• **DATASET RECORDS**

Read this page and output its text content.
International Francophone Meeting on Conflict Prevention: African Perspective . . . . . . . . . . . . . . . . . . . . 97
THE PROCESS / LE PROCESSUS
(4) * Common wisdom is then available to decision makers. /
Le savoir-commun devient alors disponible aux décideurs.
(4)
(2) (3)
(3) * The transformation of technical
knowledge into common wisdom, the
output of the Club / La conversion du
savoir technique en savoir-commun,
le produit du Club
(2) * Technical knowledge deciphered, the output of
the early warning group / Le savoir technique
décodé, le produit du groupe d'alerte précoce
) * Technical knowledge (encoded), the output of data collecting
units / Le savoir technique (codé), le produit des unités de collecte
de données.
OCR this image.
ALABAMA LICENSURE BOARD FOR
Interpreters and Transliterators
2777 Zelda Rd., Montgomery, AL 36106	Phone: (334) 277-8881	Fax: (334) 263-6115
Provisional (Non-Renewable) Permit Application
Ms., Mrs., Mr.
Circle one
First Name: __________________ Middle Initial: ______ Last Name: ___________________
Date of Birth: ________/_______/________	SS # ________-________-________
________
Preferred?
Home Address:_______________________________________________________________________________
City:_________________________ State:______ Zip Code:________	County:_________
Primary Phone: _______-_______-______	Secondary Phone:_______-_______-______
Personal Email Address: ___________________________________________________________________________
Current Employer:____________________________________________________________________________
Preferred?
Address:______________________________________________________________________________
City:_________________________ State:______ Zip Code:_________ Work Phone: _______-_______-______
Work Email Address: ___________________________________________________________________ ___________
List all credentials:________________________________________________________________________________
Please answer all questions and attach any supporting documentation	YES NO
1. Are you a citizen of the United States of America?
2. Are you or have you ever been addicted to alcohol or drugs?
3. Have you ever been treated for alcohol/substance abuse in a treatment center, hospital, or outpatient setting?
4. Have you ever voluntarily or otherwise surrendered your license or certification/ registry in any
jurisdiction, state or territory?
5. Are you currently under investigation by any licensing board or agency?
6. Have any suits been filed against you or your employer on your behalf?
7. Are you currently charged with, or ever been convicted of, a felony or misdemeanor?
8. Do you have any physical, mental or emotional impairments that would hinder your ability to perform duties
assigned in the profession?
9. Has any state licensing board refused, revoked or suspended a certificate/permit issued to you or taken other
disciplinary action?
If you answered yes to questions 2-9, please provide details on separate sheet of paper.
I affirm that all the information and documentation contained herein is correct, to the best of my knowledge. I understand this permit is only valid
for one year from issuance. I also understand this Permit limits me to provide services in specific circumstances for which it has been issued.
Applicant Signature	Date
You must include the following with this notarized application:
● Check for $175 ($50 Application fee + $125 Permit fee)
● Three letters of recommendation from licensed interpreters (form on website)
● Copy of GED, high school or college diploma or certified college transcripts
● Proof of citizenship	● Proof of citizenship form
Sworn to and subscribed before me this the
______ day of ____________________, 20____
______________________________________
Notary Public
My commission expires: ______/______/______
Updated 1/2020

• **PROMPT**
Where a line holds "provide", copy it out.

• **FINAL RESULT**
If you answered yes to questions 2-9, please provide details on separate sheet of paper.
for one year from issuance. I also understand this Permit limits me to provide services in specific circumstances for which it has been issued.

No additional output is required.